_TASK REQUIREMENTS_
Pull every line holding the string "xlabel" from the records below.

_DATASET ENTRIES_
↓
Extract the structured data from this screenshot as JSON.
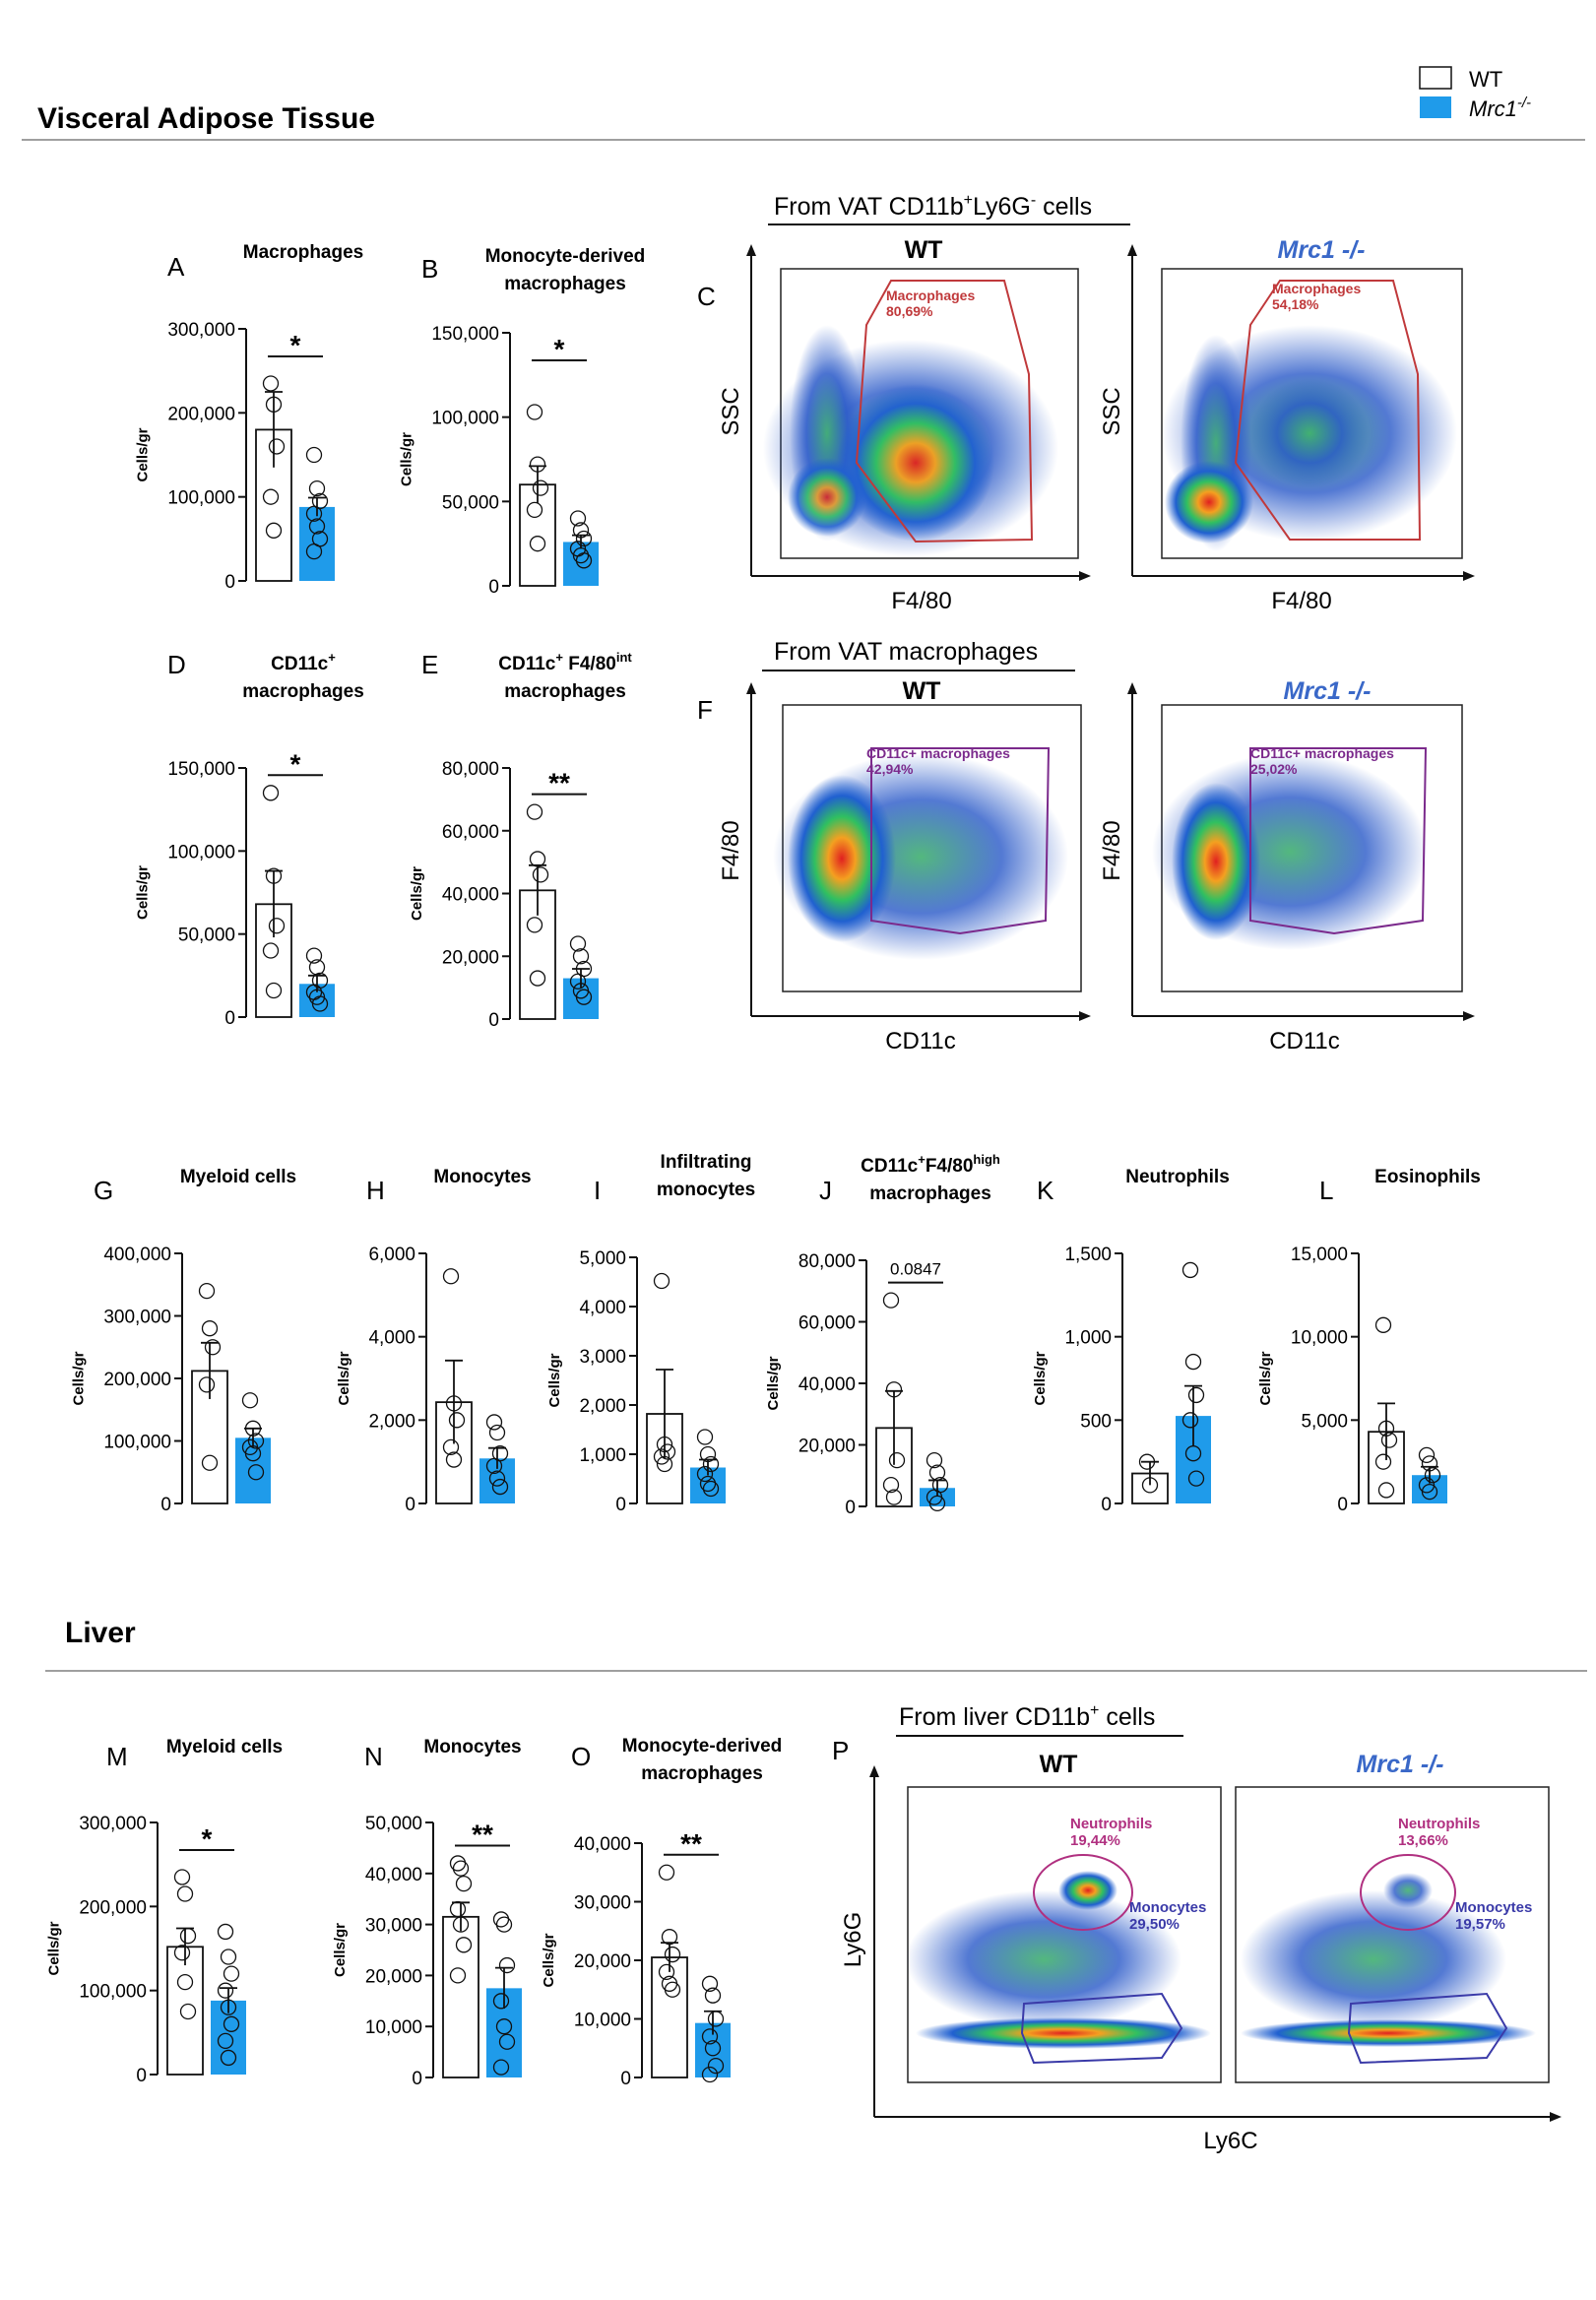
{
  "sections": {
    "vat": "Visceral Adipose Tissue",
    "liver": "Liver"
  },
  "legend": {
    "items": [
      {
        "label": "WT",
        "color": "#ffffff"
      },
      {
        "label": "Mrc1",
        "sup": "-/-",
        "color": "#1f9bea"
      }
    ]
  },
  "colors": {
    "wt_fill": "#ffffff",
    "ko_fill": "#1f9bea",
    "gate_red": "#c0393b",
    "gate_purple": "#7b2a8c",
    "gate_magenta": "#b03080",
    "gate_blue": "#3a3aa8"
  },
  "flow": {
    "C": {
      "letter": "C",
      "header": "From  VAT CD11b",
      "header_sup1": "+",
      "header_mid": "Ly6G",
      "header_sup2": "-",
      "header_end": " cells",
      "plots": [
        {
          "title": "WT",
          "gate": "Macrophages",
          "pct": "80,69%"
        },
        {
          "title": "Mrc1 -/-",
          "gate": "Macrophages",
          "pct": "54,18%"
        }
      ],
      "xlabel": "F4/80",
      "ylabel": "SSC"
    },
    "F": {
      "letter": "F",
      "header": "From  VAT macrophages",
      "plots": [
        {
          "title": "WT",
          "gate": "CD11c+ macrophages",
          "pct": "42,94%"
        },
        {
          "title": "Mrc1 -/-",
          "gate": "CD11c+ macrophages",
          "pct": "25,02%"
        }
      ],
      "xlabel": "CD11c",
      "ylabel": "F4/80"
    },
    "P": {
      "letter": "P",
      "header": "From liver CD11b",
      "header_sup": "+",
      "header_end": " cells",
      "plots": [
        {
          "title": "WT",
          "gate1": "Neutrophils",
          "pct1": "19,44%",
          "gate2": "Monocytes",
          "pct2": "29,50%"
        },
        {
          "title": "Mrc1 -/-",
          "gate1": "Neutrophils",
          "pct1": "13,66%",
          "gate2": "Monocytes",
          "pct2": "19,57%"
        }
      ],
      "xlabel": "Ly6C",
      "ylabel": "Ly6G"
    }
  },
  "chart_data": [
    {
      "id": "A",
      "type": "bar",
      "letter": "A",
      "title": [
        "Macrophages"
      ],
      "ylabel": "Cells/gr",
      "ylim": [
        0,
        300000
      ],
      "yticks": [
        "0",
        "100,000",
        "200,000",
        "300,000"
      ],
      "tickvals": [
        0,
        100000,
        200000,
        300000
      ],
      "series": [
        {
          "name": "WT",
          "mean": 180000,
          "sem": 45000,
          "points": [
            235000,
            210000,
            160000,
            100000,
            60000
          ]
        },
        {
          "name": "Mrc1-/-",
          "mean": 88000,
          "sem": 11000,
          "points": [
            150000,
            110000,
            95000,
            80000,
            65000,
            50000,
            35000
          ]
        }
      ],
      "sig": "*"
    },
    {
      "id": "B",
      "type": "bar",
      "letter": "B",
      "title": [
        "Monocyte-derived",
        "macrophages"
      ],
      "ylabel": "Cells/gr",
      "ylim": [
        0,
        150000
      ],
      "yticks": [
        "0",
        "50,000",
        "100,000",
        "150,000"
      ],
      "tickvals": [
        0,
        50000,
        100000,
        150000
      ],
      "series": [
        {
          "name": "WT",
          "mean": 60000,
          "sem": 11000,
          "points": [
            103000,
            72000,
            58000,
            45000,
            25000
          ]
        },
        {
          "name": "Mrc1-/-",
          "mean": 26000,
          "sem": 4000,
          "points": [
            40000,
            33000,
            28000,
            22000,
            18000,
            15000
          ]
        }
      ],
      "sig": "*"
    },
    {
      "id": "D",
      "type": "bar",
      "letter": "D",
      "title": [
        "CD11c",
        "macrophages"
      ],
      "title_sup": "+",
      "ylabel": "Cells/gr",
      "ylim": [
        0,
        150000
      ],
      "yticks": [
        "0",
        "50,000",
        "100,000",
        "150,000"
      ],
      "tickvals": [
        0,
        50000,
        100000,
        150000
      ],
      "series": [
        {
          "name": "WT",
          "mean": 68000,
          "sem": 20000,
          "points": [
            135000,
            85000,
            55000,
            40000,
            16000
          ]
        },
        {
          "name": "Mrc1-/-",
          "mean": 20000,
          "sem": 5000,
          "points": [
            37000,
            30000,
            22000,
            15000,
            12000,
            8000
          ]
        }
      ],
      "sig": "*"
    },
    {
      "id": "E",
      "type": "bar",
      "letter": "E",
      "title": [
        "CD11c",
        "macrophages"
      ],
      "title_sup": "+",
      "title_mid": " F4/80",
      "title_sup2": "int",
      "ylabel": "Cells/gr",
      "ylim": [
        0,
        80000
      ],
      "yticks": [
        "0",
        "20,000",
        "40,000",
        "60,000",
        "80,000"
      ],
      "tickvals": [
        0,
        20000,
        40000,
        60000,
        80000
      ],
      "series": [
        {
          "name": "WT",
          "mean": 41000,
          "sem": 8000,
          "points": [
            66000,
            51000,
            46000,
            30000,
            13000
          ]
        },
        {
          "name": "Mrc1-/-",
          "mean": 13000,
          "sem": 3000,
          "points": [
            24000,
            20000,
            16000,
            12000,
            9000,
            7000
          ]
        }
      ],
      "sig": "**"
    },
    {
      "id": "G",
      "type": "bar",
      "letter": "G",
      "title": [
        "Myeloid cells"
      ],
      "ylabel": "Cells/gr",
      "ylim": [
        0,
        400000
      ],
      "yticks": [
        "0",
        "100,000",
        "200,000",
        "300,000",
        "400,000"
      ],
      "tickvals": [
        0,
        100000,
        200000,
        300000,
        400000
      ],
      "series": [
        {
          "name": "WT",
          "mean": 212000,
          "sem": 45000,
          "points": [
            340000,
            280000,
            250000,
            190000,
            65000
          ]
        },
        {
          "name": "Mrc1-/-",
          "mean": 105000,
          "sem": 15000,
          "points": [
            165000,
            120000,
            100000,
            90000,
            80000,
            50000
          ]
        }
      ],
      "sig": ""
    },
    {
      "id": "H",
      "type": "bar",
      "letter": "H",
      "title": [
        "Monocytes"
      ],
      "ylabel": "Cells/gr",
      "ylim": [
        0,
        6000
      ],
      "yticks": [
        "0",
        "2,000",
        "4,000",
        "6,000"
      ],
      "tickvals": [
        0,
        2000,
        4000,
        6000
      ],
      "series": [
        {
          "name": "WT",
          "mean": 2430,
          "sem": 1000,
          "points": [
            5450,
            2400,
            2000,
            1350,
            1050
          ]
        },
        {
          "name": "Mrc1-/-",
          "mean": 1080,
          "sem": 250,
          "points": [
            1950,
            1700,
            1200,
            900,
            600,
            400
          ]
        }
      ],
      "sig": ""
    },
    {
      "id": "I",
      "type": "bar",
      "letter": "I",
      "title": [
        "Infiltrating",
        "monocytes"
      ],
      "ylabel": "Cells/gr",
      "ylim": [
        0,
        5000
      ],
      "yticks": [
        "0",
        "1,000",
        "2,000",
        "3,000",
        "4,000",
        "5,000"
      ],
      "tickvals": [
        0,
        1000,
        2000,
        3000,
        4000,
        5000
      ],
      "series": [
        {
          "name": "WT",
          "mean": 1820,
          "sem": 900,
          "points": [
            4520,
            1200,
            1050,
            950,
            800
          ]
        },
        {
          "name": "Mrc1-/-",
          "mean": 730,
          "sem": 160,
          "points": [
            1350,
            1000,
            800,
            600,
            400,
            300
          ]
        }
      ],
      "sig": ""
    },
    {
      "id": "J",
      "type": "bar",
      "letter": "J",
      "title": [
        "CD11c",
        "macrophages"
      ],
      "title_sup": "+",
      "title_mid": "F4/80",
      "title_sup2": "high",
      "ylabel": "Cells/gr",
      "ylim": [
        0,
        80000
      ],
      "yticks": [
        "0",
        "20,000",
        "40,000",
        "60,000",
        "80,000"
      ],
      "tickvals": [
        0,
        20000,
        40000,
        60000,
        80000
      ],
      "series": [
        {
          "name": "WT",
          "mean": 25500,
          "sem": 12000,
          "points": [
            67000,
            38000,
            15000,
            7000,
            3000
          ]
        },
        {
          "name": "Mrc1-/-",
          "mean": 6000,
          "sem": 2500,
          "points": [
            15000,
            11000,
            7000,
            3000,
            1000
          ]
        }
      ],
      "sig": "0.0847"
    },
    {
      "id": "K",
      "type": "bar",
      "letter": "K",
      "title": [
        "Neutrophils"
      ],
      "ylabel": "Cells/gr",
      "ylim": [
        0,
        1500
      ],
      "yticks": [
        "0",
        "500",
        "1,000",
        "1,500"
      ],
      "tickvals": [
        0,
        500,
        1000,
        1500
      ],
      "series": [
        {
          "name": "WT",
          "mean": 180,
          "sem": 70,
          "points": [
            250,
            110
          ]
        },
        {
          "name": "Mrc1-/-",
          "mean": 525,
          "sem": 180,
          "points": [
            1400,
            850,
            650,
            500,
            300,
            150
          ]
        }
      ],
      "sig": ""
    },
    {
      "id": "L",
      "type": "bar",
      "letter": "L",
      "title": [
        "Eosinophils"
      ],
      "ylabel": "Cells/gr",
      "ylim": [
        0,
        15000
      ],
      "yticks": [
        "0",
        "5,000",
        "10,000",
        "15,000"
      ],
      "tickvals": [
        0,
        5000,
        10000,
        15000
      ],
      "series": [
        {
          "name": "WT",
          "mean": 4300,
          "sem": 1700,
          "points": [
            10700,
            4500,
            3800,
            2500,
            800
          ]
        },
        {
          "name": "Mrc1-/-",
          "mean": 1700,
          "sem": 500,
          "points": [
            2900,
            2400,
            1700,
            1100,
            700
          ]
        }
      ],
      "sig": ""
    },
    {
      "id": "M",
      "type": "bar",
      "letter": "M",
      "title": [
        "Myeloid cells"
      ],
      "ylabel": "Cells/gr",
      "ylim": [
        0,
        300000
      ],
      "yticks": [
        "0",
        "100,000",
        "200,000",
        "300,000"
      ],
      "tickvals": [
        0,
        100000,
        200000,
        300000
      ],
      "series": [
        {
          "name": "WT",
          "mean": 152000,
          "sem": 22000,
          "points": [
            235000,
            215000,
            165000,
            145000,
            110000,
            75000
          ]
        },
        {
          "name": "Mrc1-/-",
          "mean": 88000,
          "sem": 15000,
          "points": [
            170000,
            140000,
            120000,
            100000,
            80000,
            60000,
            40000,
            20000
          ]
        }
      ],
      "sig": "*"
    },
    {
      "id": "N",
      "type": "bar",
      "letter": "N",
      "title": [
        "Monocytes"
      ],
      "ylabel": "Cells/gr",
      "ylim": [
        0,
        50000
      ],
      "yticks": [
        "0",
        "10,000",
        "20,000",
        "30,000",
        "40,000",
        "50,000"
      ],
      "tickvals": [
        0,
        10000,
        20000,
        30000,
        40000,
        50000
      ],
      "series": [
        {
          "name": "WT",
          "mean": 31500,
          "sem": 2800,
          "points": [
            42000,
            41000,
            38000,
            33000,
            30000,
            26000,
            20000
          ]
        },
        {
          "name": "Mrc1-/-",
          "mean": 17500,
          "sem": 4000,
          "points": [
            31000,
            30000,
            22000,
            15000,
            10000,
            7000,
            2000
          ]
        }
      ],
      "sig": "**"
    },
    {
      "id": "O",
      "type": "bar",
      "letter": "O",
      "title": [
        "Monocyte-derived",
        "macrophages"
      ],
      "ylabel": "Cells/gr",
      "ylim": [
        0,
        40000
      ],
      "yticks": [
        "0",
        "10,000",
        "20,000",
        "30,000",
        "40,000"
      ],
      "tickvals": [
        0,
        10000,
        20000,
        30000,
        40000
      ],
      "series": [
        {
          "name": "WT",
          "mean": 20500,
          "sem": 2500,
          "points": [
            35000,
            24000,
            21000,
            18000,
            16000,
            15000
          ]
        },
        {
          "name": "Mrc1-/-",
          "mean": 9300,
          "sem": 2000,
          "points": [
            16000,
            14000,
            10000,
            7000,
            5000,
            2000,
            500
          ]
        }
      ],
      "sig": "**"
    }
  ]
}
↑
_EXERCISE OUTPUT_
      "xlabel": "F4/80",
      "xlabel": "CD11c",
      "xlabel": "Ly6C",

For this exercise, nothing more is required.